GOAL: Go through the records and copy each line where the word "this" occurs.

THE DATA:
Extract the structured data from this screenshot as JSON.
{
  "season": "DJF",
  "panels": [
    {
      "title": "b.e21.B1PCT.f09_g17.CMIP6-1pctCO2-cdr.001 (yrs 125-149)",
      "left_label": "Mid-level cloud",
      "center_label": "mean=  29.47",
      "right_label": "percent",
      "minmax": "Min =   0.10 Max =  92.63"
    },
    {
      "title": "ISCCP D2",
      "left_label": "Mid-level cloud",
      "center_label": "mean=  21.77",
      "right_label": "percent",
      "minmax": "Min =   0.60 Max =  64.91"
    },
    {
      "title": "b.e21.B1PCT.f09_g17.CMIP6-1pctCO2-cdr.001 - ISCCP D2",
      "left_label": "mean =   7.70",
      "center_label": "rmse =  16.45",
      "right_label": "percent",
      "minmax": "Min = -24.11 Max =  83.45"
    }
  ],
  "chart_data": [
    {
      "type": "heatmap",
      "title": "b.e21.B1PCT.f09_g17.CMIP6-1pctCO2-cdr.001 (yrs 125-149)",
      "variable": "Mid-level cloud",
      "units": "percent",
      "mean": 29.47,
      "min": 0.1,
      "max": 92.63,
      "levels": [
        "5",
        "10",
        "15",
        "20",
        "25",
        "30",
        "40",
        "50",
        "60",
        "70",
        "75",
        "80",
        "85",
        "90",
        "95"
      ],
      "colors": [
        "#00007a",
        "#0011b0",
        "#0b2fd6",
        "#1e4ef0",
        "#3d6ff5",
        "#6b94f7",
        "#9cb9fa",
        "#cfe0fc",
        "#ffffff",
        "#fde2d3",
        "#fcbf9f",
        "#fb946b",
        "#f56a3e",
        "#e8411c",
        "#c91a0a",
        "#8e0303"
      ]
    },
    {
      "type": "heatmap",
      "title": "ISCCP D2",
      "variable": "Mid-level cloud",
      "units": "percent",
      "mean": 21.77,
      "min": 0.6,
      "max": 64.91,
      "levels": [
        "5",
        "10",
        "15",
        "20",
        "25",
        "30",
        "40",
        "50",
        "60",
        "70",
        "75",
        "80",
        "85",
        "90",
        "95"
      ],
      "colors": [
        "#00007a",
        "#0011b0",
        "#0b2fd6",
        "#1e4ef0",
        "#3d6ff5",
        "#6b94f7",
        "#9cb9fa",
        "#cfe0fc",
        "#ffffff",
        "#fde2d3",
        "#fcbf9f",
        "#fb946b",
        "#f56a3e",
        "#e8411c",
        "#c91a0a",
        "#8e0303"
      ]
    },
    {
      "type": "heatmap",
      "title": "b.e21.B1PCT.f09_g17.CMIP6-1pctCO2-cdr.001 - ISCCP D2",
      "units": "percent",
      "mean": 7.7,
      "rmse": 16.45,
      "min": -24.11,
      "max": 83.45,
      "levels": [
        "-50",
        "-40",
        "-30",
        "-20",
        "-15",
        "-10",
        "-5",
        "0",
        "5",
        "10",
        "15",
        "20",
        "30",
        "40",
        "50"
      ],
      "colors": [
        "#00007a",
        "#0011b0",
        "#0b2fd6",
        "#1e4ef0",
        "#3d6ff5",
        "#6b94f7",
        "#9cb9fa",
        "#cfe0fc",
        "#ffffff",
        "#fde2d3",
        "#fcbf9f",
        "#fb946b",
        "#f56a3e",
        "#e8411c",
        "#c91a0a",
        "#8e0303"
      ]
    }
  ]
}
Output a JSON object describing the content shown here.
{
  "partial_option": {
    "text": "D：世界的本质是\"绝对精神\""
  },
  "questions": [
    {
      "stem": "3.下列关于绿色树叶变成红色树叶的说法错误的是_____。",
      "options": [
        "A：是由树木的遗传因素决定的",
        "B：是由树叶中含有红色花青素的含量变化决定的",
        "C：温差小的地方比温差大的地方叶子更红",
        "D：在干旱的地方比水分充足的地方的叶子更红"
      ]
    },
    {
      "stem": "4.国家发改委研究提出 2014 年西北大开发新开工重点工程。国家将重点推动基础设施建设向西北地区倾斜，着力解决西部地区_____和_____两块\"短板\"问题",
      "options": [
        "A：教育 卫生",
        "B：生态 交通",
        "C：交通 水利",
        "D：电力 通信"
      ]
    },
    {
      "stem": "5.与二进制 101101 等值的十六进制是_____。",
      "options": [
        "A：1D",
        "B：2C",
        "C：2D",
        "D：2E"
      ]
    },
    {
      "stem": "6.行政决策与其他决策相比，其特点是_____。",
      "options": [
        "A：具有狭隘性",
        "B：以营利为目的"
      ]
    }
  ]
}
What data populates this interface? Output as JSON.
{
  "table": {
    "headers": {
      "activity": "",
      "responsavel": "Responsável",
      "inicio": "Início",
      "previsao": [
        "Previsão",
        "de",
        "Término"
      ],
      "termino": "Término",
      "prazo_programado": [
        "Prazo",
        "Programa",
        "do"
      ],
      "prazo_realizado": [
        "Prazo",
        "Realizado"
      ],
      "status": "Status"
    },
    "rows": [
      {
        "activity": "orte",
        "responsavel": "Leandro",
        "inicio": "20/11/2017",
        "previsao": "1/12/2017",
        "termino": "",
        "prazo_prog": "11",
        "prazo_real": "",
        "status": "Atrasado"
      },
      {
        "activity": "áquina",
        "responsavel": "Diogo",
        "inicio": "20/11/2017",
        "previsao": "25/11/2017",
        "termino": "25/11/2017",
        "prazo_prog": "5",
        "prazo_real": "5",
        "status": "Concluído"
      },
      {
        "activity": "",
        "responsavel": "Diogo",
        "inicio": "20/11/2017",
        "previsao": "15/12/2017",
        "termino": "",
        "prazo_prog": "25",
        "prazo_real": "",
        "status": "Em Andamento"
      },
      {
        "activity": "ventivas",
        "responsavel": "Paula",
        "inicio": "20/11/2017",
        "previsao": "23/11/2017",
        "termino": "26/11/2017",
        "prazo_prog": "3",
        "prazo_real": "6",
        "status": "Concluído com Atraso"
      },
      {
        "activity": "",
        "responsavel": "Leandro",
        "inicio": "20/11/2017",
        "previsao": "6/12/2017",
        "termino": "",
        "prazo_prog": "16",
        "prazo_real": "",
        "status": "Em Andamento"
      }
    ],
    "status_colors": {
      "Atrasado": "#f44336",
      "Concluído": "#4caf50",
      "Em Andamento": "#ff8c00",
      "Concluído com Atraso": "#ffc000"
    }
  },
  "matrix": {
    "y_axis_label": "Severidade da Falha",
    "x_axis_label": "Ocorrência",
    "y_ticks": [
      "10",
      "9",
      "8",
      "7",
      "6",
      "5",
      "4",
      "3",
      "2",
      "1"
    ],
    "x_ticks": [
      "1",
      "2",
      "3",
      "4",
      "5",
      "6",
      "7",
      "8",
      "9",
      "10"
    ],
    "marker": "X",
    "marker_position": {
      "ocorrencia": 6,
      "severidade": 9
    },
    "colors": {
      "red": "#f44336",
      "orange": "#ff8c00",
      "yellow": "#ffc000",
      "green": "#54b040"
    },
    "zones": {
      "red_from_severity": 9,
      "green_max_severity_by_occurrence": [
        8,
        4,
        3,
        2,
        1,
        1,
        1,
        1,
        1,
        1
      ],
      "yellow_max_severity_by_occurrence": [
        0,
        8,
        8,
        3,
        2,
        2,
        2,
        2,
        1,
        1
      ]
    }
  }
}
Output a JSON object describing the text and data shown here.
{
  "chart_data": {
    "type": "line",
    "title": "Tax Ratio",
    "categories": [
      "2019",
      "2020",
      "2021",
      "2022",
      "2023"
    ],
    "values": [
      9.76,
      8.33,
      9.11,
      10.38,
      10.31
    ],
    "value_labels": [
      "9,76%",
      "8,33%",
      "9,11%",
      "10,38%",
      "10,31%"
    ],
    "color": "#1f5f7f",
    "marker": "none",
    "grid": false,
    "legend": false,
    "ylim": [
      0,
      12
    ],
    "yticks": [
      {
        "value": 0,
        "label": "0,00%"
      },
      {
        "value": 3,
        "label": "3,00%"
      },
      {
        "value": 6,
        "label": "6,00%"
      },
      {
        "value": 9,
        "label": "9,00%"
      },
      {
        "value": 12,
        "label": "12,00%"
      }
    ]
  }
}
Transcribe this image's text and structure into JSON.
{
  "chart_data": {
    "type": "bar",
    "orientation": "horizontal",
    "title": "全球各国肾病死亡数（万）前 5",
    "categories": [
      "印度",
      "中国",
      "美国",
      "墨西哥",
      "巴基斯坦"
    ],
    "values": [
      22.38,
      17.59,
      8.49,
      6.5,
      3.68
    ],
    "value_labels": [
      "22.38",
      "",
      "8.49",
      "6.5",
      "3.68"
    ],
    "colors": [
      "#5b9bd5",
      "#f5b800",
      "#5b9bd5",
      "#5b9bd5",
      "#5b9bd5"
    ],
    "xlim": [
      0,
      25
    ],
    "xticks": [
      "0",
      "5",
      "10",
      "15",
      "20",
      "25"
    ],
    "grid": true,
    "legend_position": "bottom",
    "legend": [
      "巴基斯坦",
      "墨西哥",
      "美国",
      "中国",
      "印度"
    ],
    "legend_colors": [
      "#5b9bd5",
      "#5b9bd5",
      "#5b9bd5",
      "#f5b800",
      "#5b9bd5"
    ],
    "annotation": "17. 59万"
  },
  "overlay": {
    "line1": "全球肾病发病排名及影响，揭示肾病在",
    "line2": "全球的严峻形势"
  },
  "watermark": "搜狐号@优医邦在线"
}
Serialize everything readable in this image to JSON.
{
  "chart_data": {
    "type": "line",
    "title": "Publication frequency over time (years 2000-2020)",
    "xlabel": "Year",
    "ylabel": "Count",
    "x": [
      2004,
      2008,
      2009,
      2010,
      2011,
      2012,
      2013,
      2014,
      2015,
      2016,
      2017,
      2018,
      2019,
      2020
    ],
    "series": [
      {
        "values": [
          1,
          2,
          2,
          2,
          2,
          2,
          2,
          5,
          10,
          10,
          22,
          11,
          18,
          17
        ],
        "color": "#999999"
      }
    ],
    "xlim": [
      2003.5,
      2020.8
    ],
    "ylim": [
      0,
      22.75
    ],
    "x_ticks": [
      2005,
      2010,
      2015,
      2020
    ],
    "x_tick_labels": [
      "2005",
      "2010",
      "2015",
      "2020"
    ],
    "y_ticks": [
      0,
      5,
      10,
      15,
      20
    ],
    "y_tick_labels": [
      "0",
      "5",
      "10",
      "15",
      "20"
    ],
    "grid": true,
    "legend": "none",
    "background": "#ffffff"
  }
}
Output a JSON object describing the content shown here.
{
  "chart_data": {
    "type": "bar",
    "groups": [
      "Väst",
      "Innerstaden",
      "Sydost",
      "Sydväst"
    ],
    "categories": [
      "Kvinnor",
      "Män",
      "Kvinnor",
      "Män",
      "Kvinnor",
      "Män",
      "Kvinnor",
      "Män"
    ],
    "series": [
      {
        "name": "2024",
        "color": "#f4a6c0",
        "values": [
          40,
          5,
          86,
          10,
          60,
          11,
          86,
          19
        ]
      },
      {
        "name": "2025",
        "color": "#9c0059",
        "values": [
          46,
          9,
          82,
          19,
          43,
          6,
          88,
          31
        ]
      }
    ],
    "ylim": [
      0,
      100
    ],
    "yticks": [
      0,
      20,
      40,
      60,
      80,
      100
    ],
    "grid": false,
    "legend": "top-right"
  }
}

EXPECTED ANSWER:
Extract the structured data from this screenshot as JSON.
What data populates this interface? Output as JSON.
Transcribe this image's text and structure into JSON.
Serialize everything readable in this image to JSON.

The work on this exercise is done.